Work task 1: In the passage on the dating of Easter, between which moons was Easter Sunday kept?
Work task 2: Set down the passage on the dating of Easter from "So John, according" up to and including "the present time.", with no changes.

Page text:
Wilfrid replied, ” Far be it from us to charge John with folly, for he literally observed the precepts of the Mosaic Law, whilst the Church was still Jewish in many points, and the Apostles, lest they should give cause of offence to the Jews who, were among the Gentiles, were not able at once to cast off all the observances of the Law which had been instituted by God, in the same way as it is necessary that all who come to the faith should forsake the idols which were invented by devils. For this reason it was, that Paul circumcised Timothy, that he offered sacrifice in the temple, that he shaved his head with Aquila and Priscilla at Corinth;for no other advantage than to avoid giving offence to the Jews. Hence it was, that James said to the same Paul, “Thou seest, brother, how many thousands of Jews there are which believe; and they are all zealous of the Law.” ” And yet, at this time, when the light of the Gospel is spreading throughout the world, it is needless, nay, it is not lawful, for the faithful either to be circumcised, or to offer up to God sacrifices of flesh.
So John, according to the custom of the Law, began the celebration of the feast of Easter, on the fourteenth day of the first month, in the evening, not regarding whether the same happened on a Saturday, or any other week-day. But when Peter preached at Rome, being mindful that our Lord arose from the dead, and gave to the world the hope of resurrection, on the first day of the week, he perceived that Easter ought to be kept after this manner: he always awaited the rising of the moon on the fourteenth day of the first month in the evening, according to the custom and precepts of the Law, even as John did. And when that came, if the Lord’s day, then called the first day of the week, was the next day, he began that very evening to celebrate Easter, as we all do at the present time.
But if the Lord’s day did not fall the next morning after the fourteenth moon, but on the sixteenth, or the seventeenth, or any other moon till the twenty-first, he waited for that, and on the Saturday before, in the evening, began to observe the holy solemnity of Easter. Thus it came to pass, that Easter Sunday was only kept from the fifteenth moon to the twenty-first. Nor does this evangelical and apostolic tradition abolish the Law, but rather fulfil it; the command being to keep the passover from the fourteenth moon of the first month in the evening to the twenty-first moon of the same month in the evening; which observance all the successors of the blessed John in Asia, since his death, and all the Church throughout the world, have since followed; and that this is the true Easter, and the only one to be celebrated by the faithful, was not newly decreed by the council of Nicaea, but only confirmed afresh; as the history of the Church informs us. (Bede, Ecclesiastical History, 25)

Given data:
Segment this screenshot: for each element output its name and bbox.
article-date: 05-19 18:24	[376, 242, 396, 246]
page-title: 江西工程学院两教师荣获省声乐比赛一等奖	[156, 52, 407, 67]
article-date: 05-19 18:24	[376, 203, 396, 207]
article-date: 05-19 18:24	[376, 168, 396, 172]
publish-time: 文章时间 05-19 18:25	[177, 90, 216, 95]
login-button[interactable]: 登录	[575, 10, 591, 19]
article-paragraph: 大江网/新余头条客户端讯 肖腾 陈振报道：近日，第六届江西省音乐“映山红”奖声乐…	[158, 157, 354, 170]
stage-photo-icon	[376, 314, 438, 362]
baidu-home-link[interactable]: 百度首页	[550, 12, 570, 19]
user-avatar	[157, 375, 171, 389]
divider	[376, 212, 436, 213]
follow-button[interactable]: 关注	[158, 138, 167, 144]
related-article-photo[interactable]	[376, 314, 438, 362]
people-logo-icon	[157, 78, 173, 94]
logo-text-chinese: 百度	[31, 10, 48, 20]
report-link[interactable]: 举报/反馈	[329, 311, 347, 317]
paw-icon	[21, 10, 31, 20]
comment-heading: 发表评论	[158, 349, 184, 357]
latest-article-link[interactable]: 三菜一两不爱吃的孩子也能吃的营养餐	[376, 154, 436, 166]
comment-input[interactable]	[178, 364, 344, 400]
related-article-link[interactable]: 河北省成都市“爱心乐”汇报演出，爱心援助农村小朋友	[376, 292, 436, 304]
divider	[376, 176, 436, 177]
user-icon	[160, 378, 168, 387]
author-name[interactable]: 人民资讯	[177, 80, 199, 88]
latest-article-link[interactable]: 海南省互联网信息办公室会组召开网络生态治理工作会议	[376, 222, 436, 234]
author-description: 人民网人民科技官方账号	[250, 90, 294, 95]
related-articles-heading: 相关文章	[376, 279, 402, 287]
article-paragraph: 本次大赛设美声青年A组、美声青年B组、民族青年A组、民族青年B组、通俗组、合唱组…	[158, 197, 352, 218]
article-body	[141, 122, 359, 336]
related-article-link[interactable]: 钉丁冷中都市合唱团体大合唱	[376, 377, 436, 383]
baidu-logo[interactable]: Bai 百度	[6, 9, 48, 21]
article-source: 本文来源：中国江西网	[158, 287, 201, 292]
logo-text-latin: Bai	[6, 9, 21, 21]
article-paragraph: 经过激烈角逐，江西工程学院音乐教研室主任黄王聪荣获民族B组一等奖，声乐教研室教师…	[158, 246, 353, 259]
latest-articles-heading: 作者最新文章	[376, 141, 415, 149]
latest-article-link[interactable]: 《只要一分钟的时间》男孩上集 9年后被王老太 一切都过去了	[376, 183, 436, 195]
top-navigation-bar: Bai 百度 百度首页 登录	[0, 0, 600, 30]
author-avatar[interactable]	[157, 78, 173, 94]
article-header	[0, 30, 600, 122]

Your response 1: From the fifteenth moon to the twenty-first.

Your response 2:
So John, according to the custom of the Law, began the celebration of the feast of Easter, on the fourteenth day of the first month, in the evening, not regarding whether the same happened on a Saturday, or any other week-day. But when Peter preached at Rome, being mindful that our Lord arose from the dead, and gave to the world the hope of resurrection, on the first day of the week, he perceived that Easter ought to be kept after this manner: he always awaited the rising of the moon on the fourteenth day of the first month in the evening, according to the custom and precepts of the Law, even as John did. And when that came, if the Lord’s day, then called the first day of the week, was the next day, he began that very evening to celebrate Easter, as we all do at the present time.